[Begin EXERCISE DATA]

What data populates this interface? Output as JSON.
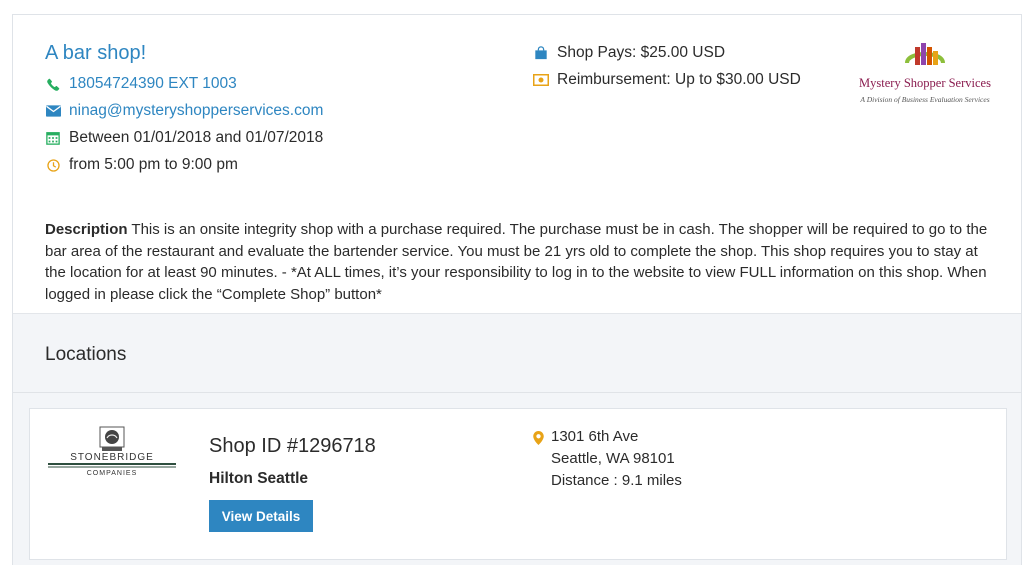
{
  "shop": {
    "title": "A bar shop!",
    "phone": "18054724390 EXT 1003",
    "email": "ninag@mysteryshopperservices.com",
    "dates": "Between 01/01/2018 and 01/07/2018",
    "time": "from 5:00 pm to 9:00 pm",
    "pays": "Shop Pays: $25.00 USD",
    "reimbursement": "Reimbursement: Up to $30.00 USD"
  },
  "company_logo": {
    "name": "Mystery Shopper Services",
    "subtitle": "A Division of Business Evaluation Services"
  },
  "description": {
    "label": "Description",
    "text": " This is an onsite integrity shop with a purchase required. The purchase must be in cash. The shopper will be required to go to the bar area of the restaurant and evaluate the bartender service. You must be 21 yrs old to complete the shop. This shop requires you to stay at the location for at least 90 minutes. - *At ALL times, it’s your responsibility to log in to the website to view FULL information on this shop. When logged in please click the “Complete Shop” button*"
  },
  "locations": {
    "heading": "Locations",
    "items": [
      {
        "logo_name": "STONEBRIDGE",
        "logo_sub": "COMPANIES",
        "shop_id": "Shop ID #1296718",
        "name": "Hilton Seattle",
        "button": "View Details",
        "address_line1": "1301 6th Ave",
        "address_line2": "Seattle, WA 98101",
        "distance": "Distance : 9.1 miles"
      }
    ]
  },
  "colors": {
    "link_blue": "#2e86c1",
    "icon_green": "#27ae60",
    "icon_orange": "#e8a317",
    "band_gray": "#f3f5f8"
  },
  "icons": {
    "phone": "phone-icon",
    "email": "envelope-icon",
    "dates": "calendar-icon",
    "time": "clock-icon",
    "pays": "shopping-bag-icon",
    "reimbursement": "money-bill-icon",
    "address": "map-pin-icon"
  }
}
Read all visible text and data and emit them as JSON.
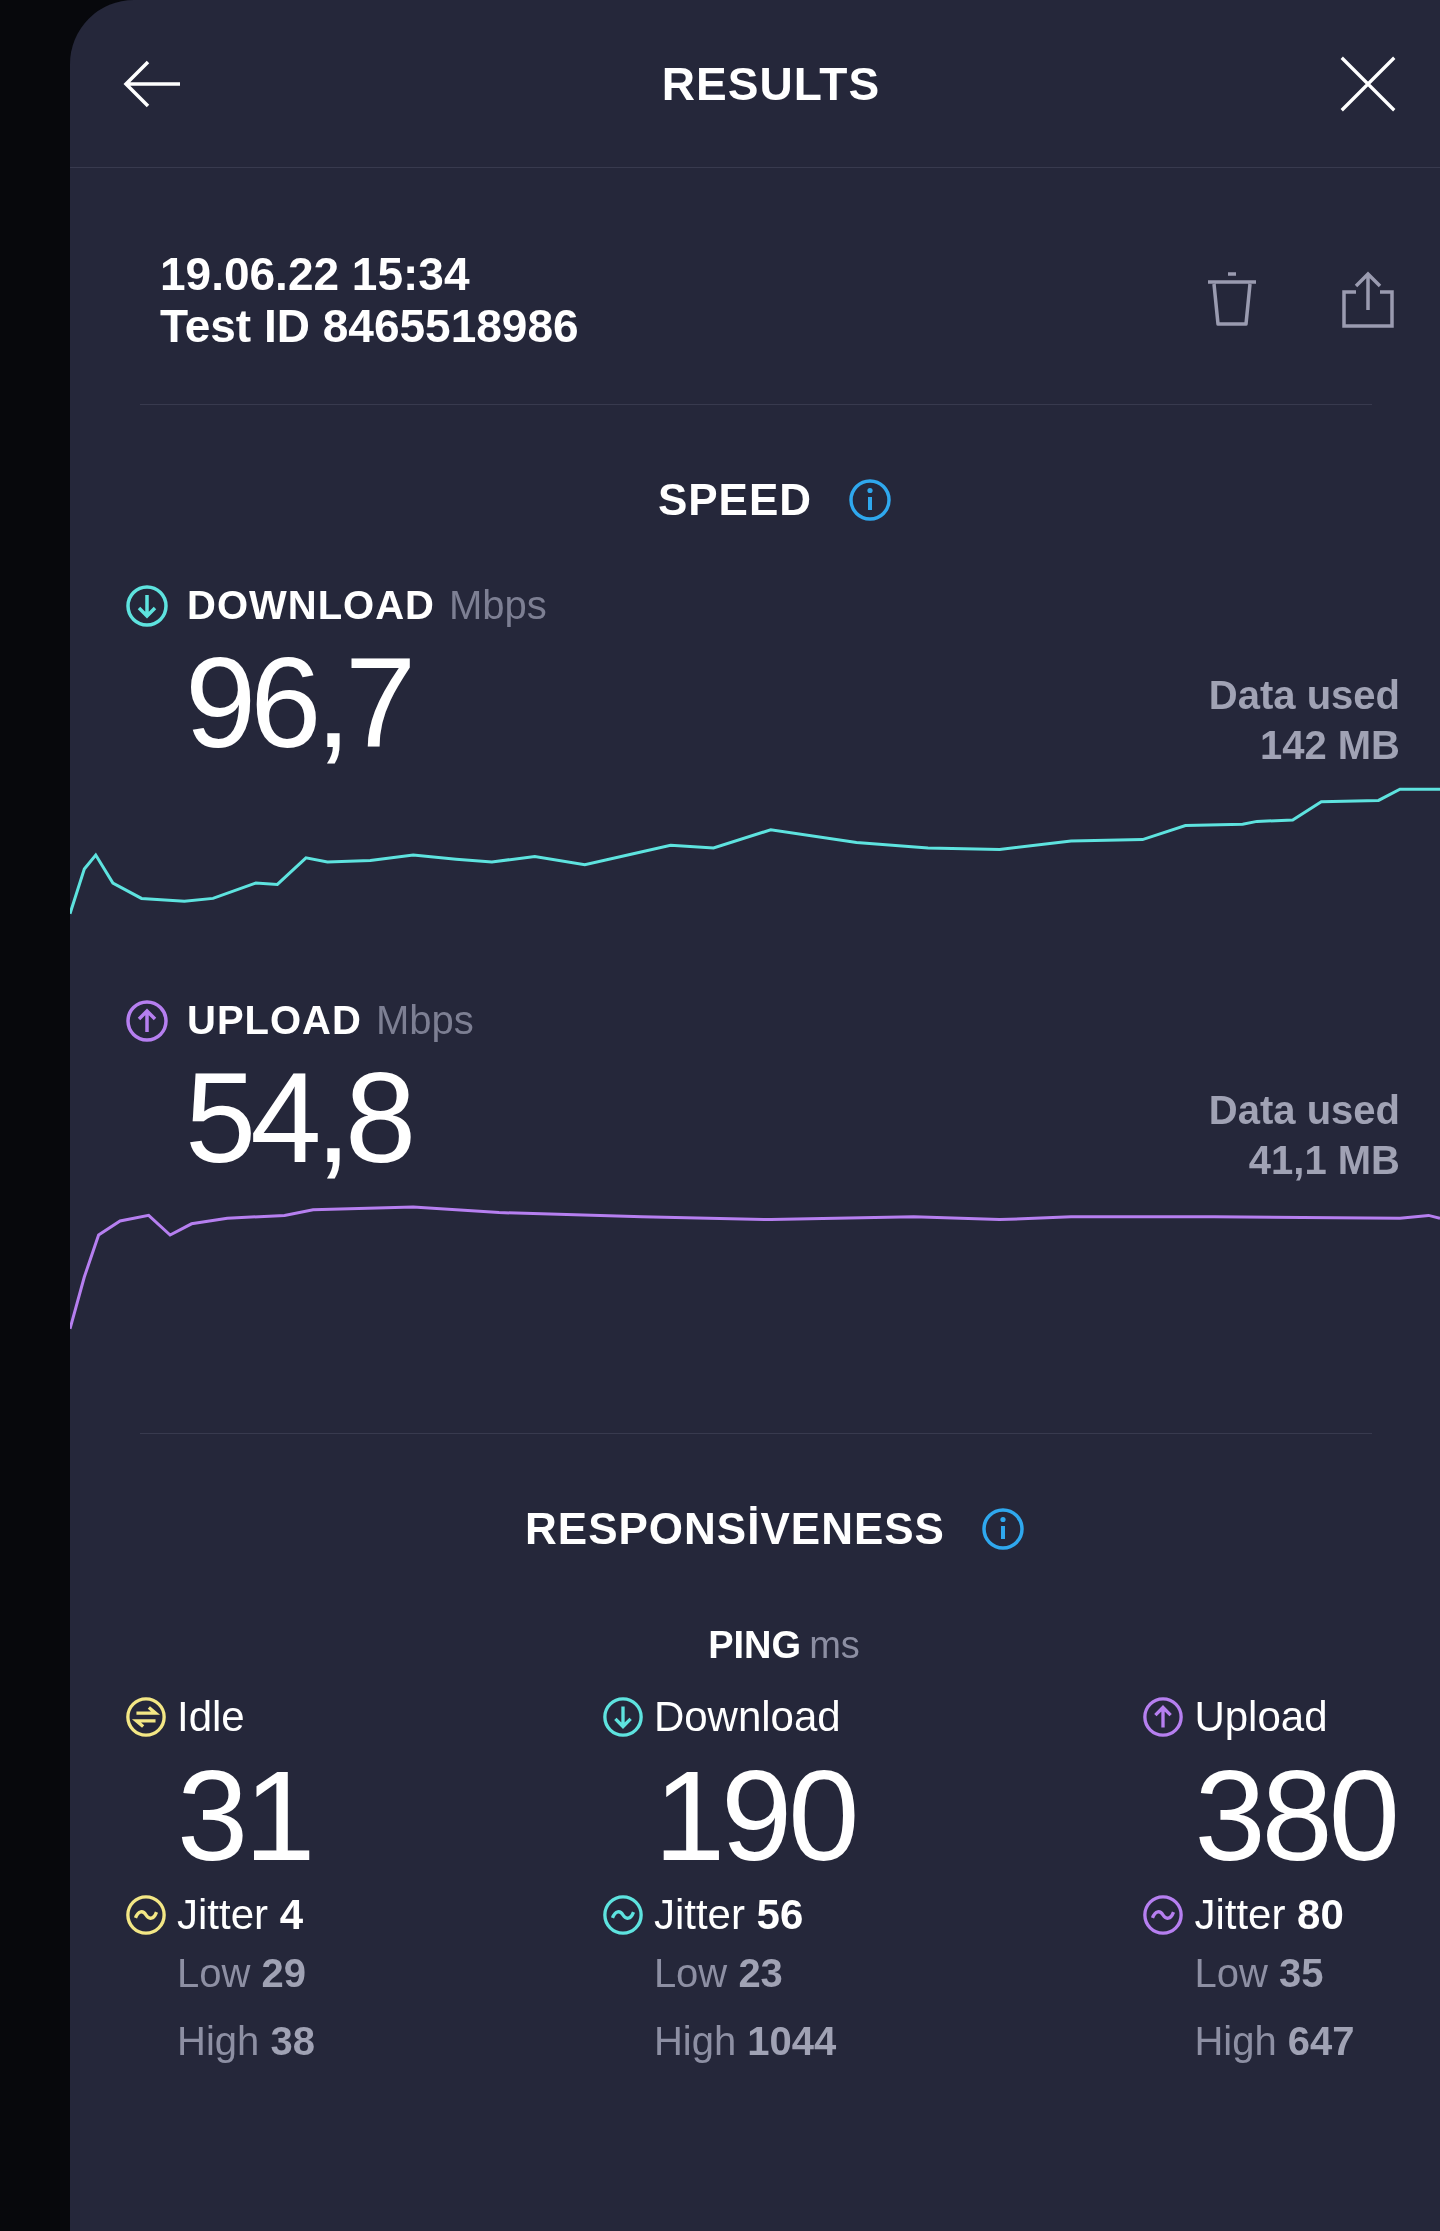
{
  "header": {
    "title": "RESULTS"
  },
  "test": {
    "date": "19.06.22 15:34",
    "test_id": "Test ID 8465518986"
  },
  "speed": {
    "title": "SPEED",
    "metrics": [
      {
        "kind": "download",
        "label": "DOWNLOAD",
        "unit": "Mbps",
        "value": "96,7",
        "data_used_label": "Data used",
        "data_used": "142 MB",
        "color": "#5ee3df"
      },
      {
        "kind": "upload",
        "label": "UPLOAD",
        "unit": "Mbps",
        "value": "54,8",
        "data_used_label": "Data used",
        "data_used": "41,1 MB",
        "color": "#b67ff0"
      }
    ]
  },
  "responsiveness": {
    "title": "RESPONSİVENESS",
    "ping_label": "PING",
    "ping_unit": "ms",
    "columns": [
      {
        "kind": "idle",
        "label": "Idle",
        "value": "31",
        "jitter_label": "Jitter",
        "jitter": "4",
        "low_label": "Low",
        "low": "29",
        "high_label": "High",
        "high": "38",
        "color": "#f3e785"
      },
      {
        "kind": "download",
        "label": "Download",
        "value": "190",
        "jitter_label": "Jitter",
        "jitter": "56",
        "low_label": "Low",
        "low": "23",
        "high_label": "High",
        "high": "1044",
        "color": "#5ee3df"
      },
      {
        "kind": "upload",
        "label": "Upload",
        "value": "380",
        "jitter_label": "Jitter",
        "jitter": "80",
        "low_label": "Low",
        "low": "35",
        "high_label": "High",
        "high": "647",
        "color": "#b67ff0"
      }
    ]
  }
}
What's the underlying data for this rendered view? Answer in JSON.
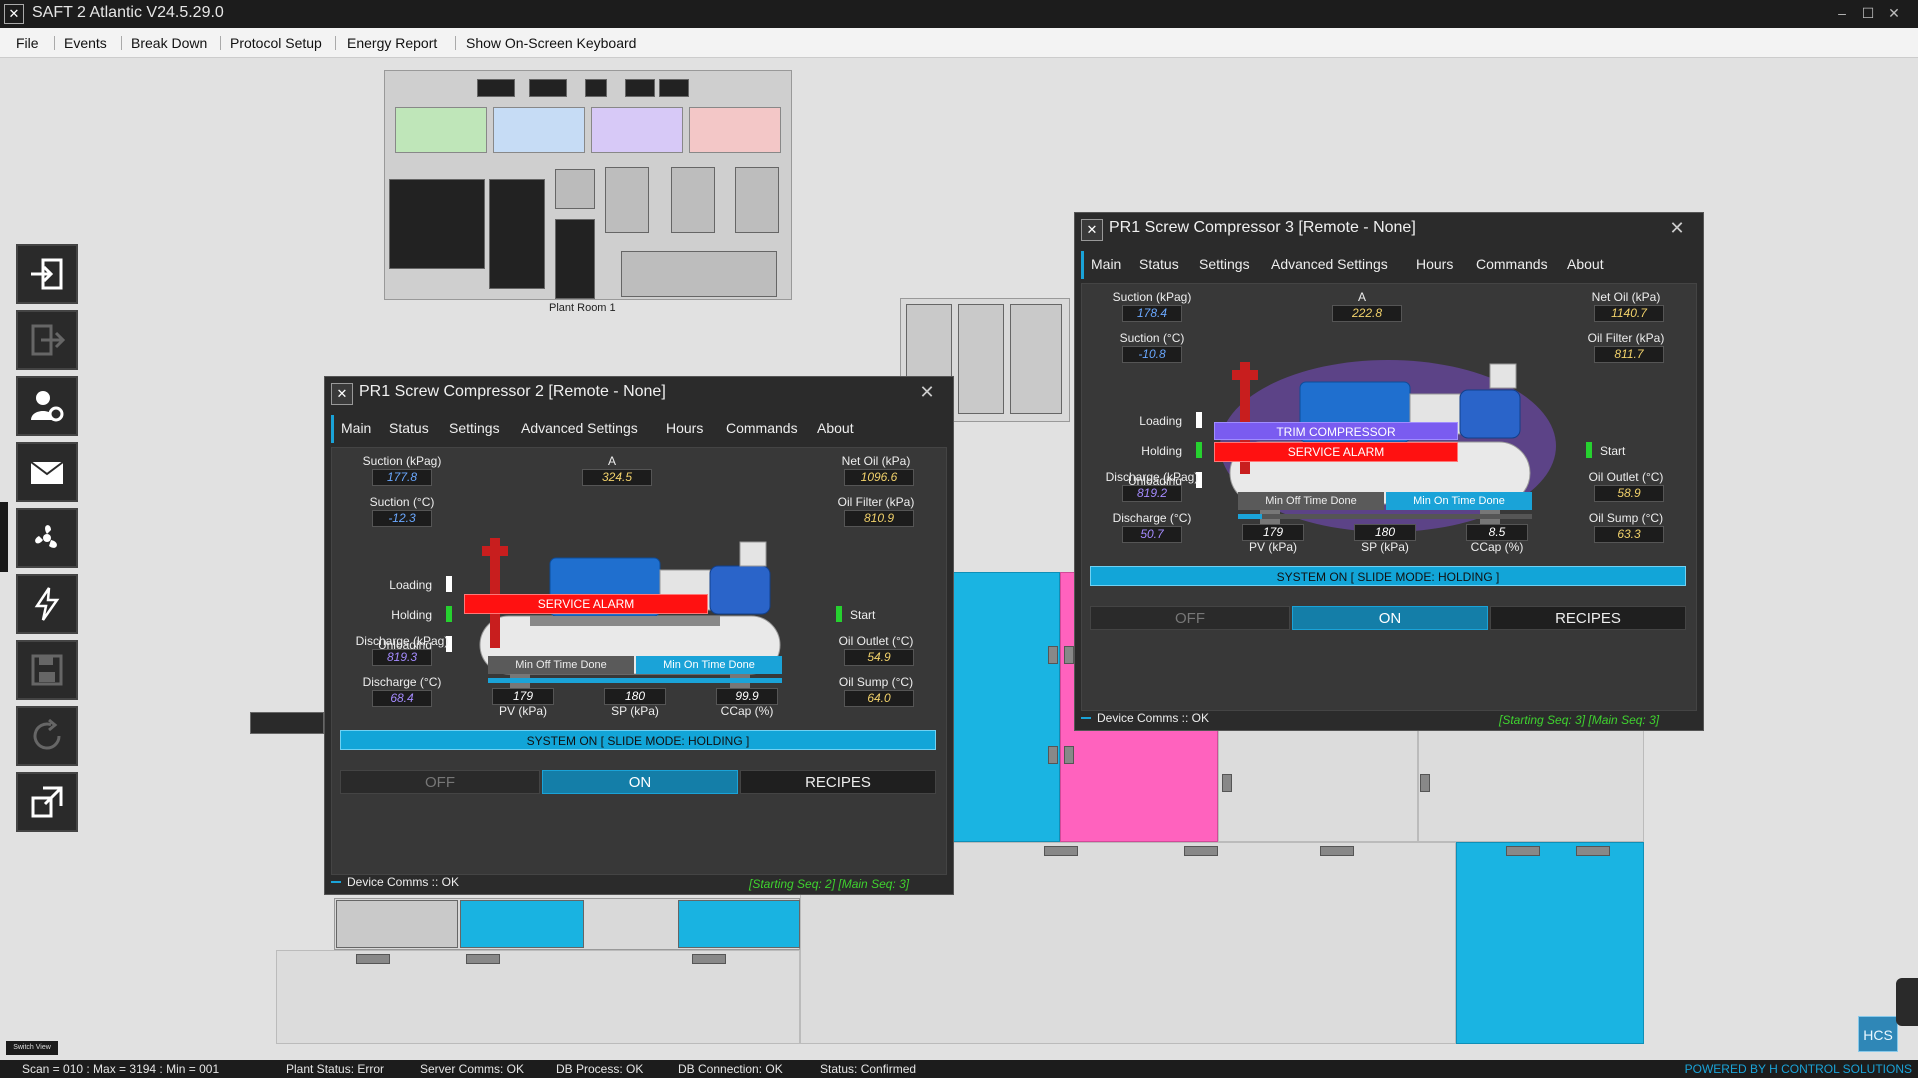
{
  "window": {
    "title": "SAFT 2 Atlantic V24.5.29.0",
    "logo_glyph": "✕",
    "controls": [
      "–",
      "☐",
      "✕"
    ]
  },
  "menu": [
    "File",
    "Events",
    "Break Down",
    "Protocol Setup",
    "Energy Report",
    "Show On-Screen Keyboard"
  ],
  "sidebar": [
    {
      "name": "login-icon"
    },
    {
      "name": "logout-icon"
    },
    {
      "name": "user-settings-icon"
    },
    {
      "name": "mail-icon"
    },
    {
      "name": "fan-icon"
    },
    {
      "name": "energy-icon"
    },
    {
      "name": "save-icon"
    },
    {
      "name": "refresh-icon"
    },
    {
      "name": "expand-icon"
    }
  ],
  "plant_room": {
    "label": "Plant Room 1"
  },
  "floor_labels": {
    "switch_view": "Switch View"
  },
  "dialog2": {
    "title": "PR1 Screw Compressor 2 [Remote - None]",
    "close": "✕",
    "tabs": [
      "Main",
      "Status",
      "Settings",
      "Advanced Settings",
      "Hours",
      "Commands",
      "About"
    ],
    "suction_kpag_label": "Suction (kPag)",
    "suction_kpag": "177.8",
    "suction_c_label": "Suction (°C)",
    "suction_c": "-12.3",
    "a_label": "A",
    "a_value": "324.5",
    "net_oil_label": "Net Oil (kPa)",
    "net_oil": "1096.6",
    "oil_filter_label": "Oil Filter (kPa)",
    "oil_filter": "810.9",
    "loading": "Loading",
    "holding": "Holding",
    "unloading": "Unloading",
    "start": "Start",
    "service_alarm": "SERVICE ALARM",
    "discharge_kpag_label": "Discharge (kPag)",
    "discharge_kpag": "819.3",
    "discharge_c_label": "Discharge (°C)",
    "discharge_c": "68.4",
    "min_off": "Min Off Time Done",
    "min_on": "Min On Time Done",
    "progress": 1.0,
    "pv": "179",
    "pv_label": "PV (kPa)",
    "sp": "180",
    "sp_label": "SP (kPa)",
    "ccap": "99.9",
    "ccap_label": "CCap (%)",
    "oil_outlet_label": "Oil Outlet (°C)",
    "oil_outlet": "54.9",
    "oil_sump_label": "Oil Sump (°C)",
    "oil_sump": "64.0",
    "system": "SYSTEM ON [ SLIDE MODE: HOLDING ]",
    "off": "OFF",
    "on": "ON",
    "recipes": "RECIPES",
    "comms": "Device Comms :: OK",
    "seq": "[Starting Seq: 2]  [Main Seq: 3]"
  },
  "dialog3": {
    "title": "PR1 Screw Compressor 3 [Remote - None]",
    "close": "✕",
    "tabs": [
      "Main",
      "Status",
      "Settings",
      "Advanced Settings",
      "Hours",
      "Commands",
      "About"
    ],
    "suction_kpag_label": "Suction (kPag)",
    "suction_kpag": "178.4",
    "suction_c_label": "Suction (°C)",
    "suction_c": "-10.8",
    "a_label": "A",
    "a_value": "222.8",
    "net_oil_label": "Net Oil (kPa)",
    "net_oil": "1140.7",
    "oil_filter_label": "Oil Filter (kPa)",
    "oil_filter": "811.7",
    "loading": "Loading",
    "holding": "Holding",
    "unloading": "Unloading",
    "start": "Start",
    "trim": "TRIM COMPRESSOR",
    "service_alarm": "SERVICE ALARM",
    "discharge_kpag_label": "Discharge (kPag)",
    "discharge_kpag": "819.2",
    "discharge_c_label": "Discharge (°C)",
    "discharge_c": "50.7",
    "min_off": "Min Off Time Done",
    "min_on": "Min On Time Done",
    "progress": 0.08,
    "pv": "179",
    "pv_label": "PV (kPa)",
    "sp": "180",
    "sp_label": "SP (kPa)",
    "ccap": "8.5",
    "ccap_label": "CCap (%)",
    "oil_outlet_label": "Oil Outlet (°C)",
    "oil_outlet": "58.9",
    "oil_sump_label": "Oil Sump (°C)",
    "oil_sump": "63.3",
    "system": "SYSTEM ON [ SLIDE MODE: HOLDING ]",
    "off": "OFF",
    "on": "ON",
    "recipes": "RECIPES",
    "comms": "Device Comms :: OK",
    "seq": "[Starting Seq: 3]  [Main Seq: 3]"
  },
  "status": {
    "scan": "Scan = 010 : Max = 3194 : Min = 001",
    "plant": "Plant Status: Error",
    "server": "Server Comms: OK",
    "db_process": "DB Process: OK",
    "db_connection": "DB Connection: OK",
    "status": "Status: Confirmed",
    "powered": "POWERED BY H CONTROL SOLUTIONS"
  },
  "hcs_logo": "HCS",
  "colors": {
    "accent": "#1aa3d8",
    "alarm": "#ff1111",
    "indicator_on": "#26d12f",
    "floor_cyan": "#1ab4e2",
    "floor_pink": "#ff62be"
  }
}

[End EXERCISE DATA]

**SHORT PROBLEM**
From the entries above, copy each line holding "phone".

**FINAL RESULT**
    "phone": "18054724390 EXT 1003",
    "phone": "phone-icon",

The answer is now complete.